## CHALLENGE
Reproduce the records. Keep every word exact and include no images.

----- EXTRACTED DATA -----

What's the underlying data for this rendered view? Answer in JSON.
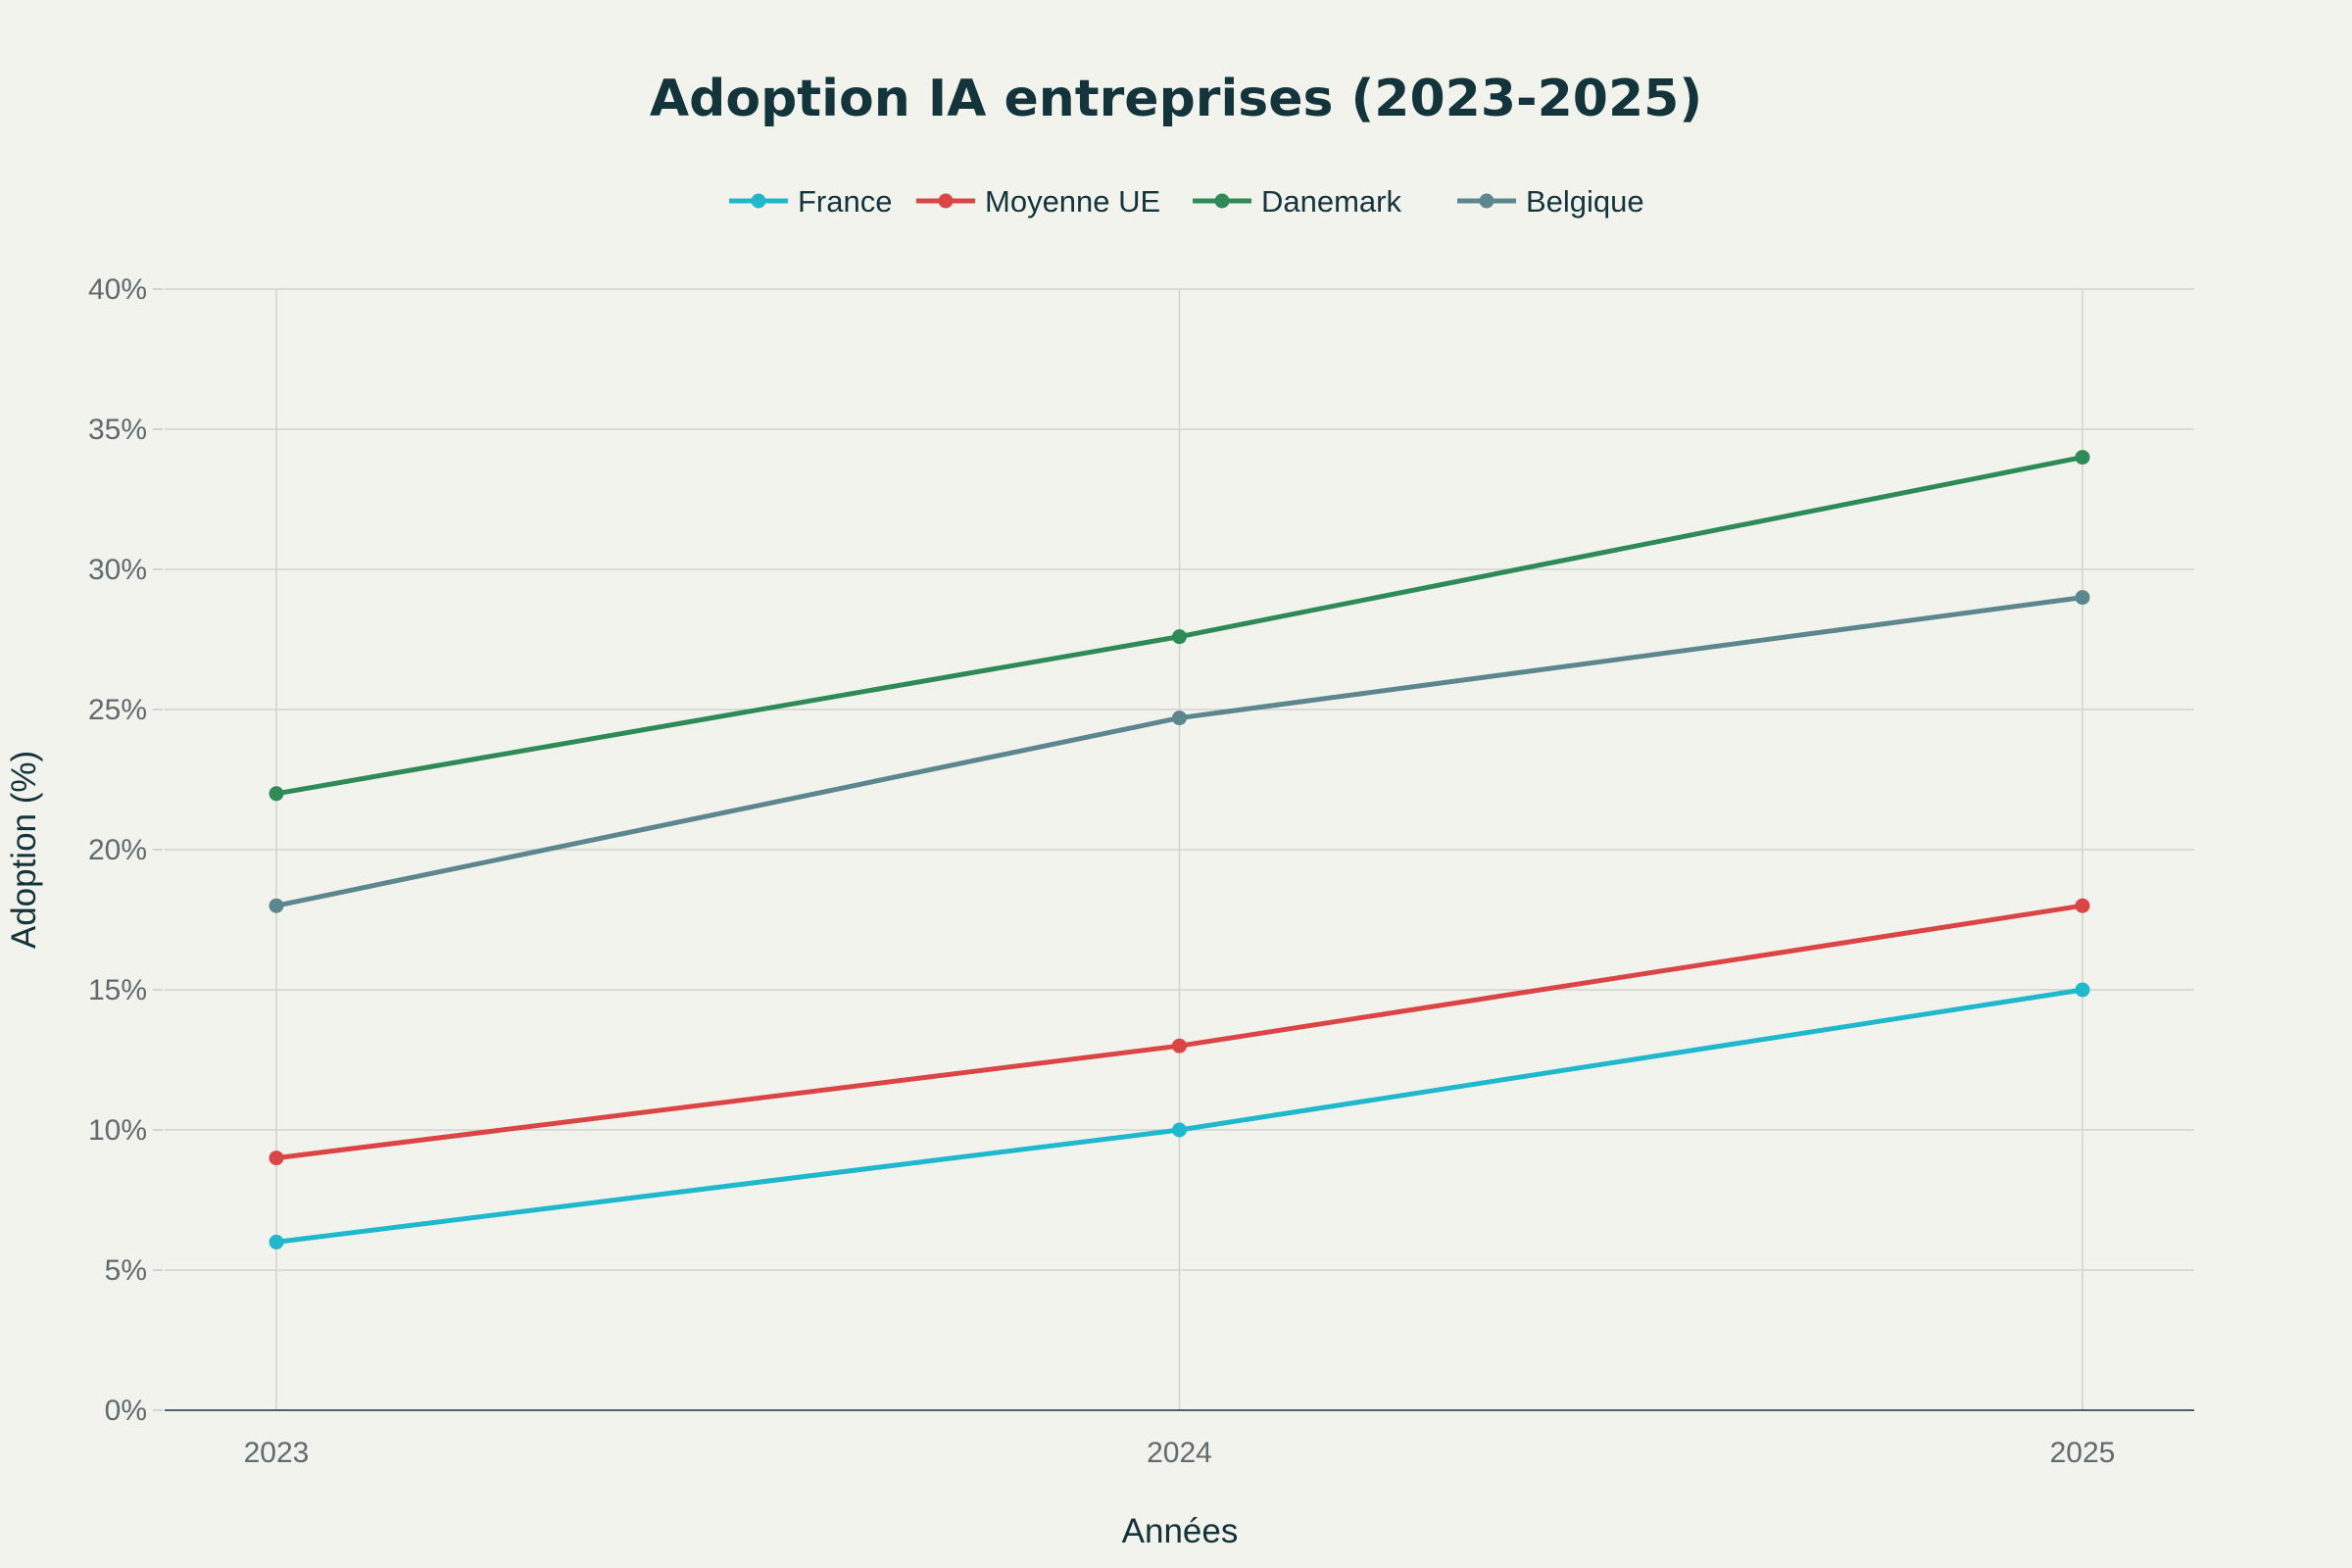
{
  "chart_data": {
    "type": "line",
    "title": "Adoption IA entreprises (2023-2025)",
    "xlabel": "Années",
    "ylabel": "Adoption (%)",
    "x": [
      "2023",
      "2024",
      "2025"
    ],
    "ylim": [
      0,
      40
    ],
    "yticks": [
      "0%",
      "5%",
      "10%",
      "15%",
      "20%",
      "25%",
      "30%",
      "35%",
      "40%"
    ],
    "grid": true,
    "legend_position": "top-center",
    "series": [
      {
        "name": "France",
        "color": "#1fb8cd",
        "values": [
          6,
          10,
          15
        ]
      },
      {
        "name": "Moyenne UE",
        "color": "#db4545",
        "values": [
          9,
          13,
          18
        ]
      },
      {
        "name": "Danemark",
        "color": "#2e8b57",
        "values": [
          22,
          27.6,
          34
        ]
      },
      {
        "name": "Belgique",
        "color": "#5d878f",
        "values": [
          18,
          24.7,
          29
        ]
      }
    ]
  }
}
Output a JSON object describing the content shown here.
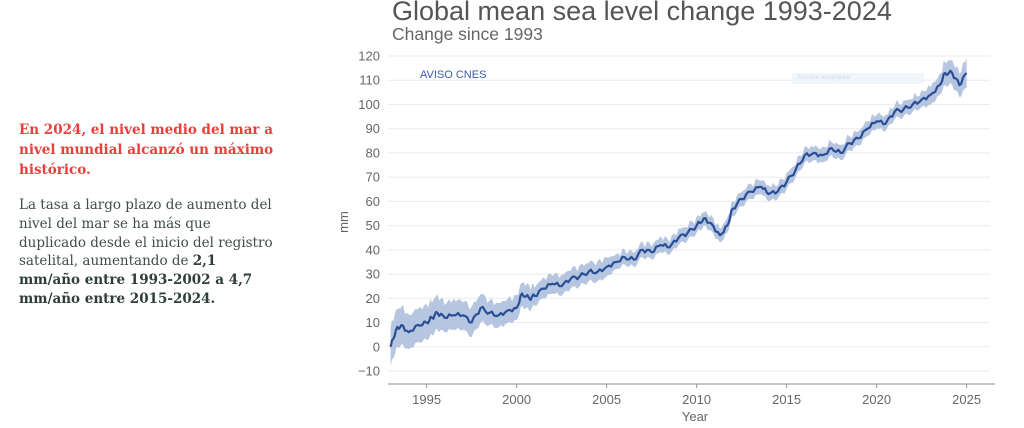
{
  "sidebar": {
    "headline": "En 2024, el nivel medio del mar a nivel mundial alcanzó un máximo histórico.",
    "body_plain": "La tasa a largo plazo de aumento del nivel del mar se ha más que duplicado desde el inicio del registro satelital, aumentando de ",
    "body_bold": "2,1 mm/año entre 1993-2002 a 4,7 mm/año entre 2015-2024."
  },
  "overlay": {
    "label": "Recorte rectangular"
  },
  "colors": {
    "line": "#2a4f96",
    "band": "#a9bcdc",
    "headline": "#e8403a",
    "grid": "#ebebeb"
  },
  "chart_data": {
    "type": "line",
    "title": "Global mean sea level change 1993-2024",
    "subtitle": "Change since 1993",
    "xlabel": "Year",
    "ylabel": "mm",
    "source_annotation": "AVISO CNES",
    "xlim": [
      1992.3,
      2026.3
    ],
    "ylim": [
      -10,
      120
    ],
    "xticks": [
      1995,
      2000,
      2005,
      2010,
      2015,
      2020,
      2025
    ],
    "yticks": [
      -10,
      0,
      10,
      20,
      30,
      40,
      50,
      60,
      70,
      80,
      90,
      100,
      110,
      120
    ],
    "grid": true,
    "legend": "none",
    "series": [
      {
        "name": "Global mean sea level (mm)",
        "x": [
          1993.0,
          1993.3,
          1993.6,
          1994.0,
          1994.5,
          1995.0,
          1995.3,
          1995.6,
          1996.0,
          1996.5,
          1997.0,
          1997.5,
          1998.0,
          1998.5,
          1999.0,
          1999.5,
          2000.0,
          2000.3,
          2000.7,
          2001.0,
          2001.5,
          2002.0,
          2002.5,
          2003.0,
          2003.5,
          2004.0,
          2004.5,
          2005.0,
          2005.5,
          2006.0,
          2006.5,
          2007.0,
          2007.5,
          2008.0,
          2008.5,
          2009.0,
          2009.5,
          2010.0,
          2010.4,
          2010.8,
          2011.3,
          2011.7,
          2012.0,
          2012.5,
          2013.0,
          2013.6,
          2014.0,
          2014.5,
          2015.0,
          2015.5,
          2016.0,
          2016.5,
          2017.0,
          2017.5,
          2018.0,
          2018.5,
          2019.0,
          2019.5,
          2020.0,
          2020.5,
          2021.0,
          2021.5,
          2022.0,
          2022.5,
          2023.0,
          2023.5,
          2023.8,
          2024.2,
          2024.6,
          2025.0
        ],
        "values": [
          0,
          7,
          9,
          6,
          9,
          10,
          12,
          14,
          12,
          13,
          13,
          10,
          16,
          14,
          13,
          15,
          16,
          22,
          20,
          21,
          24,
          26,
          25,
          28,
          29,
          31,
          31,
          33,
          35,
          37,
          36,
          40,
          39,
          42,
          41,
          45,
          47,
          50,
          53,
          51,
          46,
          50,
          57,
          61,
          64,
          66,
          63,
          64,
          68,
          73,
          79,
          80,
          79,
          82,
          80,
          84,
          86,
          90,
          93,
          92,
          97,
          98,
          100,
          102,
          104,
          108,
          113,
          113,
          108,
          113
        ],
        "uncertainty_mm": [
          8,
          8,
          8,
          7,
          7,
          7,
          7,
          7,
          6,
          6,
          6,
          6,
          6,
          5,
          5,
          5,
          5,
          5,
          5,
          4,
          4,
          4,
          4,
          4,
          4,
          4,
          4,
          4,
          3,
          3,
          3,
          3,
          3,
          3,
          3,
          3,
          3,
          3,
          3,
          3,
          3,
          3,
          3,
          3,
          3,
          3,
          3,
          3,
          3,
          3,
          3,
          3,
          3,
          3,
          3,
          3,
          3,
          3,
          3,
          3,
          3,
          3,
          3,
          3,
          4,
          4,
          5,
          5,
          5,
          6
        ]
      }
    ]
  }
}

-----

## WRITTEN ANSWER
What's the underlying data for this rendered view? Answer in JSON.
{
  "chart_data": {
    "type": "line",
    "title": "Adoption IA entreprises (2023-2025)",
    "xlabel": "Années",
    "ylabel": "Adoption (%)",
    "x": [
      "2023",
      "2024",
      "2025"
    ],
    "ylim": [
      0,
      40
    ],
    "yticks": [
      "0%",
      "5%",
      "10%",
      "15%",
      "20%",
      "25%",
      "30%",
      "35%",
      "40%"
    ],
    "grid": true,
    "legend_position": "top-center",
    "series": [
      {
        "name": "France",
        "color": "#1fb8cd",
        "values": [
          6,
          10,
          15
        ]
      },
      {
        "name": "Moyenne UE",
        "color": "#db4545",
        "values": [
          9,
          13,
          18
        ]
      },
      {
        "name": "Danemark",
        "color": "#2e8b57",
        "values": [
          22,
          27.6,
          34
        ]
      },
      {
        "name": "Belgique",
        "color": "#5d878f",
        "values": [
          18,
          24.7,
          29
        ]
      }
    ]
  }
}
Output a JSON object describing the content shown here.
{
  "sidebar": {
    "headline": "En 2024, el nivel medio del mar a nivel mundial alcanzó un máximo histórico.",
    "body_plain": "La tasa a largo plazo de aumento del nivel del mar se ha más que duplicado desde el inicio del registro satelital, aumentando de ",
    "body_bold": "2,1 mm/año entre 1993-2002 a 4,7 mm/año entre 2015-2024."
  },
  "overlay": {
    "label": "Recorte rectangular"
  },
  "colors": {
    "line": "#2a4f96",
    "band": "#a9bcdc",
    "headline": "#e8403a",
    "grid": "#ebebeb"
  },
  "chart_data": {
    "type": "line",
    "title": "Global mean sea level change 1993-2024",
    "subtitle": "Change since 1993",
    "xlabel": "Year",
    "ylabel": "mm",
    "source_annotation": "AVISO CNES",
    "xlim": [
      1992.3,
      2026.3
    ],
    "ylim": [
      -10,
      120
    ],
    "xticks": [
      1995,
      2000,
      2005,
      2010,
      2015,
      2020,
      2025
    ],
    "yticks": [
      -10,
      0,
      10,
      20,
      30,
      40,
      50,
      60,
      70,
      80,
      90,
      100,
      110,
      120
    ],
    "grid": true,
    "legend": "none",
    "series": [
      {
        "name": "Global mean sea level (mm)",
        "x": [
          1993.0,
          1993.3,
          1993.6,
          1994.0,
          1994.5,
          1995.0,
          1995.3,
          1995.6,
          1996.0,
          1996.5,
          1997.0,
          1997.5,
          1998.0,
          1998.5,
          1999.0,
          1999.5,
          2000.0,
          2000.3,
          2000.7,
          2001.0,
          2001.5,
          2002.0,
          2002.5,
          2003.0,
          2003.5,
          2004.0,
          2004.5,
          2005.0,
          2005.5,
          2006.0,
          2006.5,
          2007.0,
          2007.5,
          2008.0,
          2008.5,
          2009.0,
          2009.5,
          2010.0,
          2010.4,
          2010.8,
          2011.3,
          2011.7,
          2012.0,
          2012.5,
          2013.0,
          2013.6,
          2014.0,
          2014.5,
          2015.0,
          2015.5,
          2016.0,
          2016.5,
          2017.0,
          2017.5,
          2018.0,
          2018.5,
          2019.0,
          2019.5,
          2020.0,
          2020.5,
          2021.0,
          2021.5,
          2022.0,
          2022.5,
          2023.0,
          2023.5,
          2023.8,
          2024.2,
          2024.6,
          2025.0
        ],
        "values": [
          0,
          7,
          9,
          6,
          9,
          10,
          12,
          14,
          12,
          13,
          13,
          10,
          16,
          14,
          13,
          15,
          16,
          22,
          20,
          21,
          24,
          26,
          25,
          28,
          29,
          31,
          31,
          33,
          35,
          37,
          36,
          40,
          39,
          42,
          41,
          45,
          47,
          50,
          53,
          51,
          46,
          50,
          57,
          61,
          64,
          66,
          63,
          64,
          68,
          73,
          79,
          80,
          79,
          82,
          80,
          84,
          86,
          90,
          93,
          92,
          97,
          98,
          100,
          102,
          104,
          108,
          113,
          113,
          108,
          113
        ],
        "uncertainty_mm": [
          8,
          8,
          8,
          7,
          7,
          7,
          7,
          7,
          6,
          6,
          6,
          6,
          6,
          5,
          5,
          5,
          5,
          5,
          5,
          4,
          4,
          4,
          4,
          4,
          4,
          4,
          4,
          4,
          3,
          3,
          3,
          3,
          3,
          3,
          3,
          3,
          3,
          3,
          3,
          3,
          3,
          3,
          3,
          3,
          3,
          3,
          3,
          3,
          3,
          3,
          3,
          3,
          3,
          3,
          3,
          3,
          3,
          3,
          3,
          3,
          3,
          3,
          3,
          3,
          4,
          4,
          5,
          5,
          5,
          6
        ]
      }
    ]
  }
}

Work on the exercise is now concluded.